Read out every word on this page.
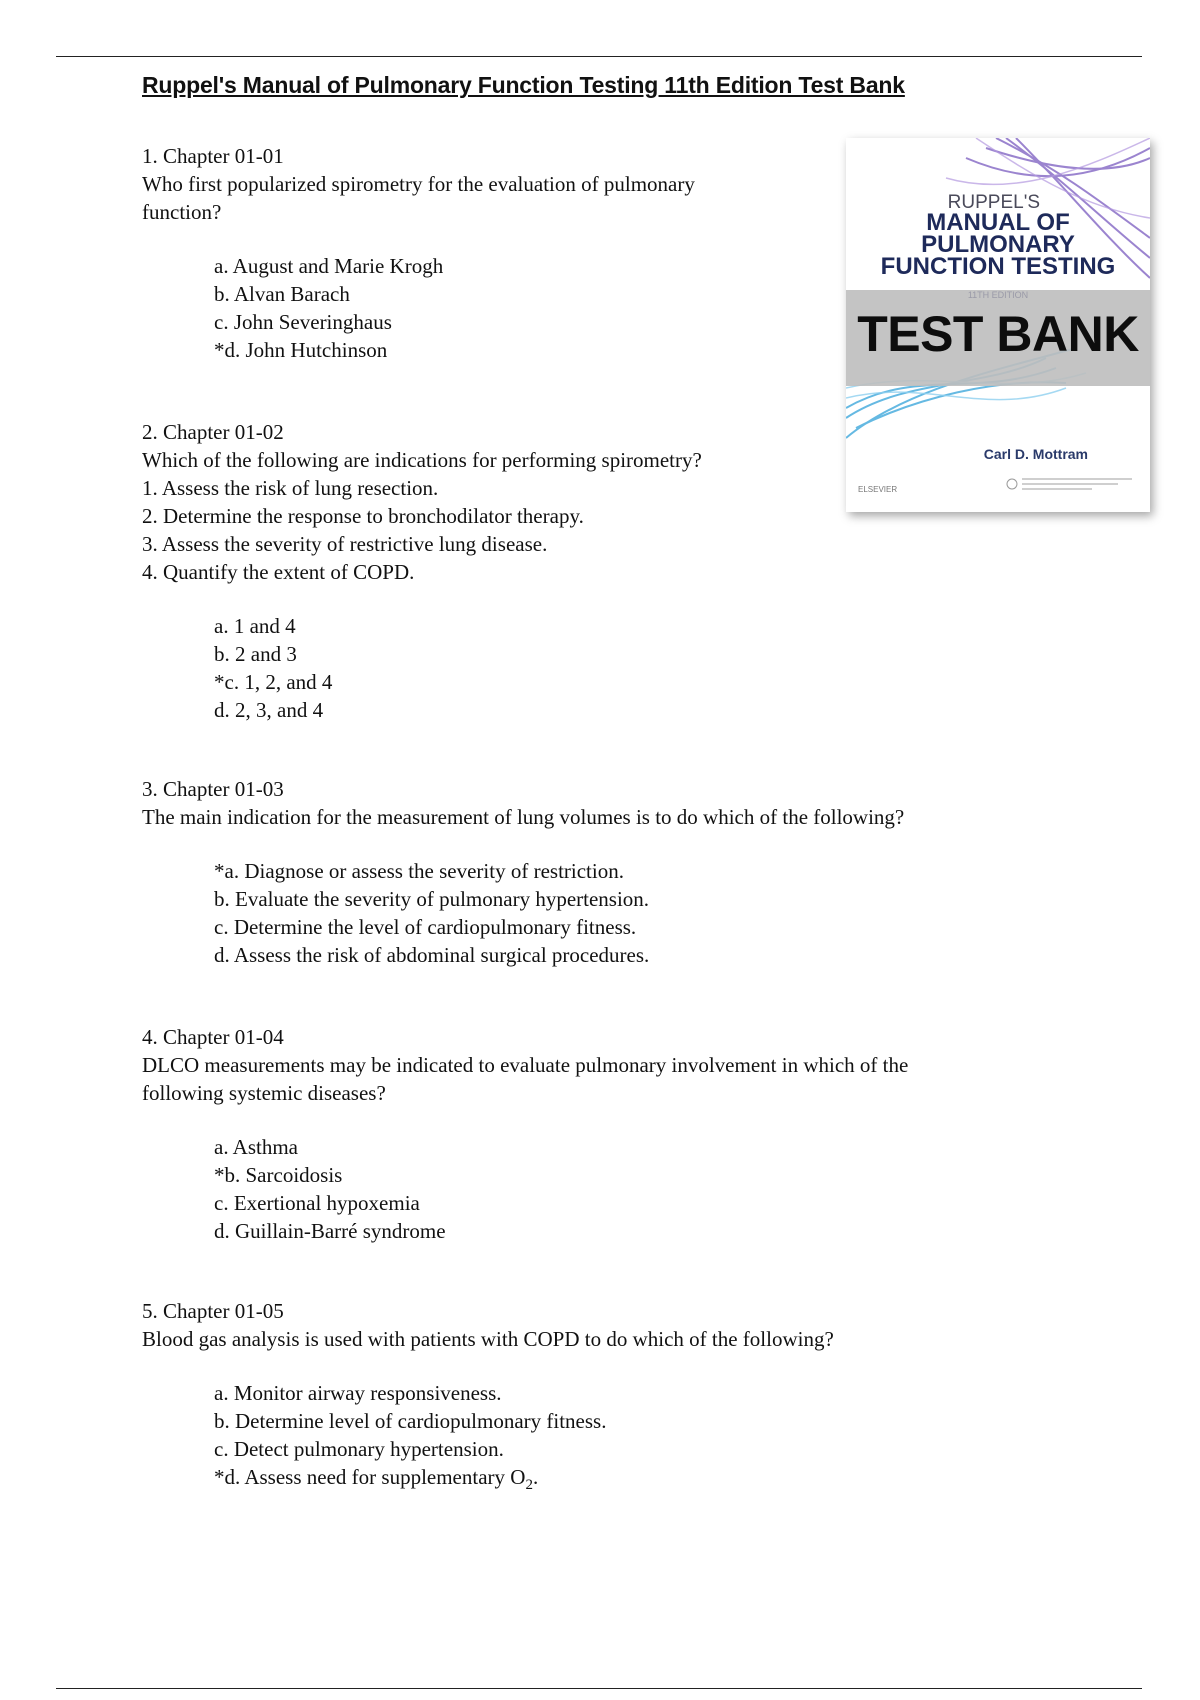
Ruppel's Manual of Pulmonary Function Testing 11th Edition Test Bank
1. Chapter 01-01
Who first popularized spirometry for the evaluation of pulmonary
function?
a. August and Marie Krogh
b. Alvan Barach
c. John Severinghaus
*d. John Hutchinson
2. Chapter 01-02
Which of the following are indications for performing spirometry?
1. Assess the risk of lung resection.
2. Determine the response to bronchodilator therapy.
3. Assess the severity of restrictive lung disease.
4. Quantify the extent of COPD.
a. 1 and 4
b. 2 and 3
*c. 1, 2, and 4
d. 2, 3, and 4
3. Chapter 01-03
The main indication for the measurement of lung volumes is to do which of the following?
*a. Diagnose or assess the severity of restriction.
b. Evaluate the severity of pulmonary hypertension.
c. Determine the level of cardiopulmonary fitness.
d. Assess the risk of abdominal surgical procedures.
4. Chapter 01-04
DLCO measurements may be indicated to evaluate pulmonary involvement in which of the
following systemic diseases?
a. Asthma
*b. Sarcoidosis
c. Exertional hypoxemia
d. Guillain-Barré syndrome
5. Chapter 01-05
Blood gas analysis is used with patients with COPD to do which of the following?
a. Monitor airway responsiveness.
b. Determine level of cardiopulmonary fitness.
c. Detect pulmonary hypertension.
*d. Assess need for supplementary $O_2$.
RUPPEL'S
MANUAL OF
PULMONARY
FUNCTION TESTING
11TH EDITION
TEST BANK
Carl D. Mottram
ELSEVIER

-=-=-

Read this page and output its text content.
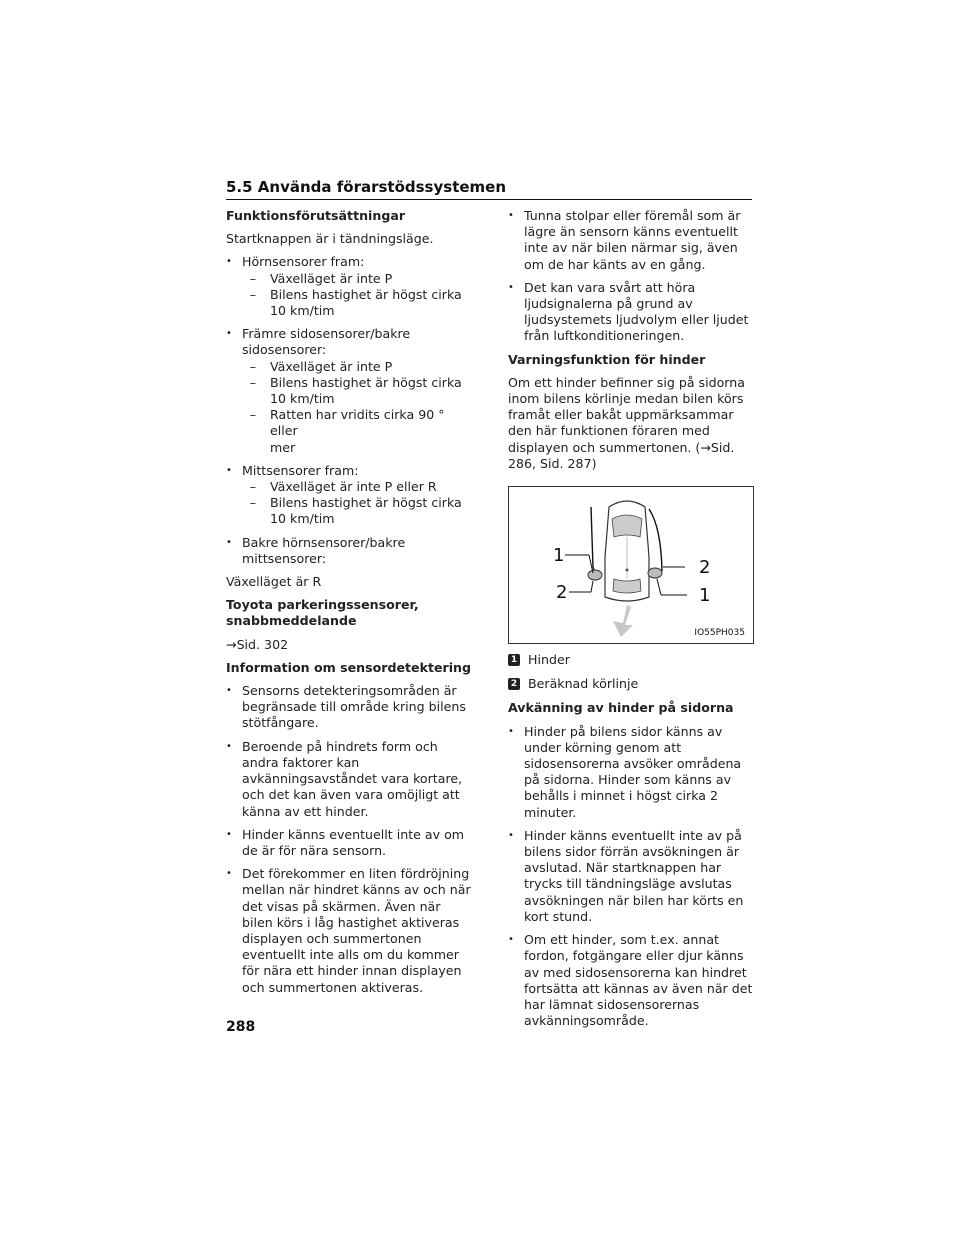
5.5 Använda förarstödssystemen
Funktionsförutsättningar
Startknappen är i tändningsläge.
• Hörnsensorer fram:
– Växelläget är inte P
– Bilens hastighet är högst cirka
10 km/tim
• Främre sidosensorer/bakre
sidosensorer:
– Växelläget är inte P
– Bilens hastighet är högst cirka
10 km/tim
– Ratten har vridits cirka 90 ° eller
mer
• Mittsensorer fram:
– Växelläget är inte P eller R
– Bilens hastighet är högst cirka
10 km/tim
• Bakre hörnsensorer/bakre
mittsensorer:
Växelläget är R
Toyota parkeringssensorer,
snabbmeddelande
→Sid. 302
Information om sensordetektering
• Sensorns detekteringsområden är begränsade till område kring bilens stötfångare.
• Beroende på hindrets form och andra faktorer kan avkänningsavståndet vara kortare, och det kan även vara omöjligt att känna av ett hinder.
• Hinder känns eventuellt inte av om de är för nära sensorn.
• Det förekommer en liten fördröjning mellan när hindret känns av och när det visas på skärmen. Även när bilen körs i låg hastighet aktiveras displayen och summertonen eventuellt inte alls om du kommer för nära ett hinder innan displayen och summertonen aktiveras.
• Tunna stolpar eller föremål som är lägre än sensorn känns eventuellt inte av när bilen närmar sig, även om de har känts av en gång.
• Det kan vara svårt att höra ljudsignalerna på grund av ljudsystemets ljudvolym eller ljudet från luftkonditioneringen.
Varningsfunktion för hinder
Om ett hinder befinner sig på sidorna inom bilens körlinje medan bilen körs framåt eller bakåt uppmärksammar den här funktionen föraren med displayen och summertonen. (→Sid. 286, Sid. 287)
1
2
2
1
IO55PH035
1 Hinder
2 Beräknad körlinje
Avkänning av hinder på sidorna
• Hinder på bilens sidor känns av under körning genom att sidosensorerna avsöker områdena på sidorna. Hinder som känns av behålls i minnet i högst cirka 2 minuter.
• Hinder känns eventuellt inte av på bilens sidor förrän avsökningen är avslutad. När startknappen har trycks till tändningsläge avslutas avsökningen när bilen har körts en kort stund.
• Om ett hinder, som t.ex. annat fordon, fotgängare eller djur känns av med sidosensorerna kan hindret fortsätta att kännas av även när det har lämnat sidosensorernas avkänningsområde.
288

-=-=-

### PROMPT:
Using the data above, report how many lines include the string "spirometry" and add nothing to the number.

### ANSWER SECTION:
2